> What you need to do: Print the entries verbatim, leaving out the images they contain.

> Data provided:

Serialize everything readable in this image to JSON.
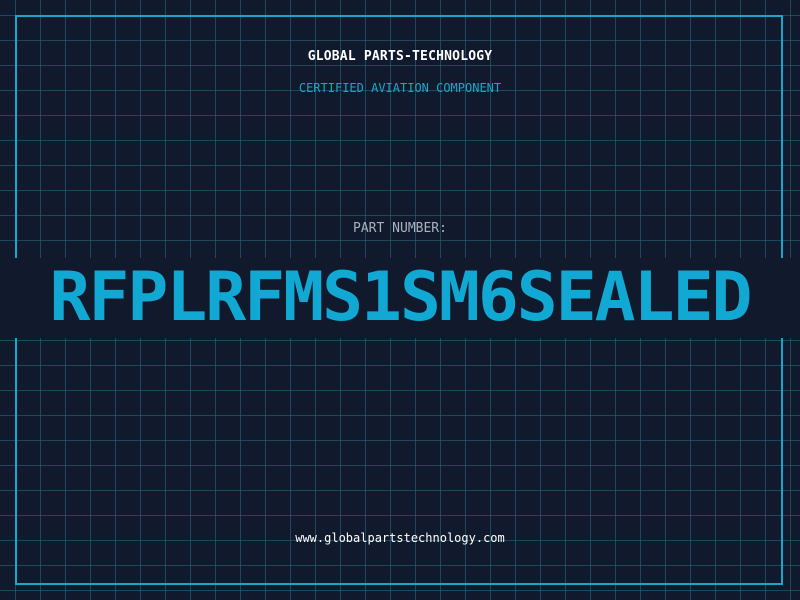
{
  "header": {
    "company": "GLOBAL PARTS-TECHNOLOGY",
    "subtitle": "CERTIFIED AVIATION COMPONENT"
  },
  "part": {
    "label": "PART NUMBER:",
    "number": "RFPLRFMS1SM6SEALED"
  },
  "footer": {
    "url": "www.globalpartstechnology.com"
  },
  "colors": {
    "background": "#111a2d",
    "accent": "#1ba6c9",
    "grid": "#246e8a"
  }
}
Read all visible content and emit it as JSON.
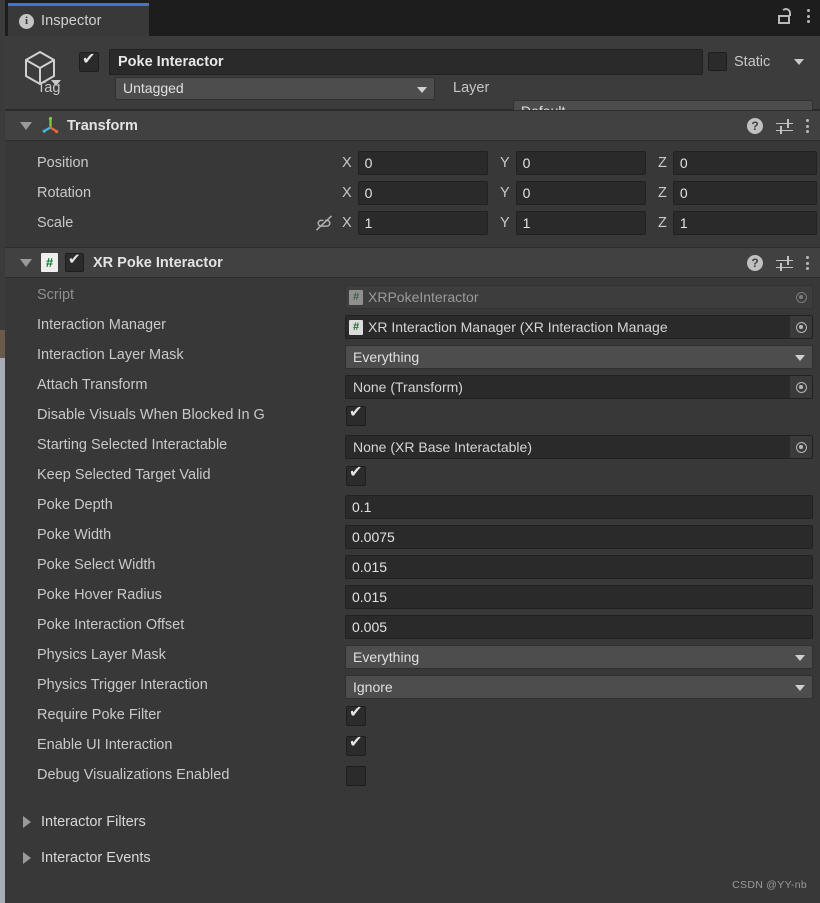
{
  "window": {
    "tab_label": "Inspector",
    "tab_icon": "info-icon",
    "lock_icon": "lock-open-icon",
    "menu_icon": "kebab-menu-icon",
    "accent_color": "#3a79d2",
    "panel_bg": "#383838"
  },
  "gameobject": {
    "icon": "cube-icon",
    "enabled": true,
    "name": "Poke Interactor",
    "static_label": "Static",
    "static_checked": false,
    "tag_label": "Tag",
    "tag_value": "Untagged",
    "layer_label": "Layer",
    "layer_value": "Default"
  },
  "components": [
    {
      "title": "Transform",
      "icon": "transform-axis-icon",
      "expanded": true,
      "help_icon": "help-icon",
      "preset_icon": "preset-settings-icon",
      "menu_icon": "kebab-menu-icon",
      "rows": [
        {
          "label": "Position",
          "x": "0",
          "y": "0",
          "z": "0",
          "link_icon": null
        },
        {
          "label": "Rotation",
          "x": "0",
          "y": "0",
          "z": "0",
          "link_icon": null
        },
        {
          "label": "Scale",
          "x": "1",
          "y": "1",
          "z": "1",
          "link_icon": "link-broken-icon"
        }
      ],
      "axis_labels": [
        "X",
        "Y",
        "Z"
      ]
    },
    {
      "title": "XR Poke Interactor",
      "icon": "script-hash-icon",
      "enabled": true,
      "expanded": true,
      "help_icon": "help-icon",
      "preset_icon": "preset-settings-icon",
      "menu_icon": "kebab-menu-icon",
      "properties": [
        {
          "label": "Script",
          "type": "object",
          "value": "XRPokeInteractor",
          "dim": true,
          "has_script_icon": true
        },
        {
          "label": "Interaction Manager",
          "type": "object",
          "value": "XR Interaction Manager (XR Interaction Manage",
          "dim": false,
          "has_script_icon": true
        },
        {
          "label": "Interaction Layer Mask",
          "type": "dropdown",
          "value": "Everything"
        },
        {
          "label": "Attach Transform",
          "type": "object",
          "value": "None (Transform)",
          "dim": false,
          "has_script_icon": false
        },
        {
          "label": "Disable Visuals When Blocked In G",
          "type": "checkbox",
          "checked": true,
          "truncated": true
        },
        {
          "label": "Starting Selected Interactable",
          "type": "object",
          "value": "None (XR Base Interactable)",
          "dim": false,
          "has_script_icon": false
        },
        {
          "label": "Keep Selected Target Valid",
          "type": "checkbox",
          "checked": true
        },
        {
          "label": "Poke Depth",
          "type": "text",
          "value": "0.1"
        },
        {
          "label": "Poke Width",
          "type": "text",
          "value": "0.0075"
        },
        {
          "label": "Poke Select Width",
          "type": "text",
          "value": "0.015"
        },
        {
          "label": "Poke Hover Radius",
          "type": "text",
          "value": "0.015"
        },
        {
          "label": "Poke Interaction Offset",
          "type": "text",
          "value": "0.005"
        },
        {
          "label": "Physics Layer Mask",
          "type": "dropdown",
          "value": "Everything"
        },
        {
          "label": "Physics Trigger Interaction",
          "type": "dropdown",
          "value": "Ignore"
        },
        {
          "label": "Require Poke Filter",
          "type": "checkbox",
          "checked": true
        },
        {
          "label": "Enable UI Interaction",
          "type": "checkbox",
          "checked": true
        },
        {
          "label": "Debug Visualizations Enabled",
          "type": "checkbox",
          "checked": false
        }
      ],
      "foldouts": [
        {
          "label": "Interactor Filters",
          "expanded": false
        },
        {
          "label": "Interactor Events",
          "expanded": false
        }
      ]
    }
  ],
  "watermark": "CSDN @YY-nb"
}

> Task solution:
Serialize everything readable in this image to JSON.
{
  "header": {
    "company": "GLOBAL PARTS-TECHNOLOGY",
    "subtitle": "CERTIFIED AVIATION COMPONENT"
  },
  "part": {
    "label": "PART NUMBER:",
    "number": "RFPLRFMS1SM6SEALED"
  },
  "footer": {
    "url": "www.globalpartstechnology.com"
  },
  "colors": {
    "background": "#111a2d",
    "accent": "#1ba6c9",
    "grid": "#246e8a"
  }
}
Read all visible content and emit it as JSON.
{
  "window": {
    "tab_label": "Inspector",
    "tab_icon": "info-icon",
    "lock_icon": "lock-open-icon",
    "menu_icon": "kebab-menu-icon",
    "accent_color": "#3a79d2",
    "panel_bg": "#383838"
  },
  "gameobject": {
    "icon": "cube-icon",
    "enabled": true,
    "name": "Poke Interactor",
    "static_label": "Static",
    "static_checked": false,
    "tag_label": "Tag",
    "tag_value": "Untagged",
    "layer_label": "Layer",
    "layer_value": "Default"
  },
  "components": [
    {
      "title": "Transform",
      "icon": "transform-axis-icon",
      "expanded": true,
      "help_icon": "help-icon",
      "preset_icon": "preset-settings-icon",
      "menu_icon": "kebab-menu-icon",
      "rows": [
        {
          "label": "Position",
          "x": "0",
          "y": "0",
          "z": "0",
          "link_icon": null
        },
        {
          "label": "Rotation",
          "x": "0",
          "y": "0",
          "z": "0",
          "link_icon": null
        },
        {
          "label": "Scale",
          "x": "1",
          "y": "1",
          "z": "1",
          "link_icon": "link-broken-icon"
        }
      ],
      "axis_labels": [
        "X",
        "Y",
        "Z"
      ]
    },
    {
      "title": "XR Poke Interactor",
      "icon": "script-hash-icon",
      "enabled": true,
      "expanded": true,
      "help_icon": "help-icon",
      "preset_icon": "preset-settings-icon",
      "menu_icon": "kebab-menu-icon",
      "properties": [
        {
          "label": "Script",
          "type": "object",
          "value": "XRPokeInteractor",
          "dim": true,
          "has_script_icon": true
        },
        {
          "label": "Interaction Manager",
          "type": "object",
          "value": "XR Interaction Manager (XR Interaction Manage",
          "dim": false,
          "has_script_icon": true
        },
        {
          "label": "Interaction Layer Mask",
          "type": "dropdown",
          "value": "Everything"
        },
        {
          "label": "Attach Transform",
          "type": "object",
          "value": "None (Transform)",
          "dim": false,
          "has_script_icon": false
        },
        {
          "label": "Disable Visuals When Blocked In G",
          "type": "checkbox",
          "checked": true,
          "truncated": true
        },
        {
          "label": "Starting Selected Interactable",
          "type": "object",
          "value": "None (XR Base Interactable)",
          "dim": false,
          "has_script_icon": false
        },
        {
          "label": "Keep Selected Target Valid",
          "type": "checkbox",
          "checked": true
        },
        {
          "label": "Poke Depth",
          "type": "text",
          "value": "0.1"
        },
        {
          "label": "Poke Width",
          "type": "text",
          "value": "0.0075"
        },
        {
          "label": "Poke Select Width",
          "type": "text",
          "value": "0.015"
        },
        {
          "label": "Poke Hover Radius",
          "type": "text",
          "value": "0.015"
        },
        {
          "label": "Poke Interaction Offset",
          "type": "text",
          "value": "0.005"
        },
        {
          "label": "Physics Layer Mask",
          "type": "dropdown",
          "value": "Everything"
        },
        {
          "label": "Physics Trigger Interaction",
          "type": "dropdown",
          "value": "Ignore"
        },
        {
          "label": "Require Poke Filter",
          "type": "checkbox",
          "checked": true
        },
        {
          "label": "Enable UI Interaction",
          "type": "checkbox",
          "checked": true
        },
        {
          "label": "Debug Visualizations Enabled",
          "type": "checkbox",
          "checked": false
        }
      ],
      "foldouts": [
        {
          "label": "Interactor Filters",
          "expanded": false
        },
        {
          "label": "Interactor Events",
          "expanded": false
        }
      ]
    }
  ],
  "watermark": "CSDN @YY-nb"
}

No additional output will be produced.